- Task to complete
Scan the entries below and extract each line with the word "Minified" in it.

- Exercise inputs

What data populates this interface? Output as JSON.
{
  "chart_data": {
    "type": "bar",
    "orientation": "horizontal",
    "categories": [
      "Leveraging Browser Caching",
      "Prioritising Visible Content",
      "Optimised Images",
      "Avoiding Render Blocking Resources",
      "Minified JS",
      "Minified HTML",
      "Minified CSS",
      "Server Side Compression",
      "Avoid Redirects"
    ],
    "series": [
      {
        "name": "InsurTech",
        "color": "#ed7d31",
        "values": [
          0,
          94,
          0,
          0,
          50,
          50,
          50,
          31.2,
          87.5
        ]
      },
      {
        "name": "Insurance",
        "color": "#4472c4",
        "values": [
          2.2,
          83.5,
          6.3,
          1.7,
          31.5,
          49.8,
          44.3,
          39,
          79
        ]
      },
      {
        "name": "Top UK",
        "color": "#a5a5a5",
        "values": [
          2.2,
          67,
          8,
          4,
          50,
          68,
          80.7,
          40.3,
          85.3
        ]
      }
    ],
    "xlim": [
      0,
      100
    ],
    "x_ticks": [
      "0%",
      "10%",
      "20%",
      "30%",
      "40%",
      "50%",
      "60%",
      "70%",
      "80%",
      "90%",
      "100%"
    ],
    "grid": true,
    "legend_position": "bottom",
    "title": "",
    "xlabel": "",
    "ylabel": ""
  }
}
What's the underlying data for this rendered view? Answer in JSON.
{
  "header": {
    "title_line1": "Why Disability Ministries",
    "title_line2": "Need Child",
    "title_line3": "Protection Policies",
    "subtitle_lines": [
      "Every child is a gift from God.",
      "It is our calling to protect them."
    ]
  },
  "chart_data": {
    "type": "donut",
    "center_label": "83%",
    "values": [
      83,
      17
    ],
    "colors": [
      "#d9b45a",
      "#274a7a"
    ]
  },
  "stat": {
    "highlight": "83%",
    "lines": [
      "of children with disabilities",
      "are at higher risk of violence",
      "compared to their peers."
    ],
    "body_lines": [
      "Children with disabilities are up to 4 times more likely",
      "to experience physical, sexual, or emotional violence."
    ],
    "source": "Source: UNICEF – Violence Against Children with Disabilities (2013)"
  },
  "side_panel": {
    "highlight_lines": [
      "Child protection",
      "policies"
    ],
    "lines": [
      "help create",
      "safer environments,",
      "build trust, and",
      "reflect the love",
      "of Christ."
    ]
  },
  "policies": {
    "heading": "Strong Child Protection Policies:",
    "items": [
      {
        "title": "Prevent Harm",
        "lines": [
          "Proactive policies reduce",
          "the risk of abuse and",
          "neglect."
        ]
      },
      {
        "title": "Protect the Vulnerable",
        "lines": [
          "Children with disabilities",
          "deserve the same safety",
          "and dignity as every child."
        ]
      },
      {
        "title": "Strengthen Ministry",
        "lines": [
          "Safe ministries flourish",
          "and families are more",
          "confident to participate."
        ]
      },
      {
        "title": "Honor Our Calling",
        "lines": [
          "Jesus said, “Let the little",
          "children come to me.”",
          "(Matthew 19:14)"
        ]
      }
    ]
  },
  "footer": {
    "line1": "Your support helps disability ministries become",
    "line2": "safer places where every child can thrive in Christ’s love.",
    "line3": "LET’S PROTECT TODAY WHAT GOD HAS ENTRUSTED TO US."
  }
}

- Solved problem
      "Minified JS",
      "Minified HTML",
      "Minified CSS",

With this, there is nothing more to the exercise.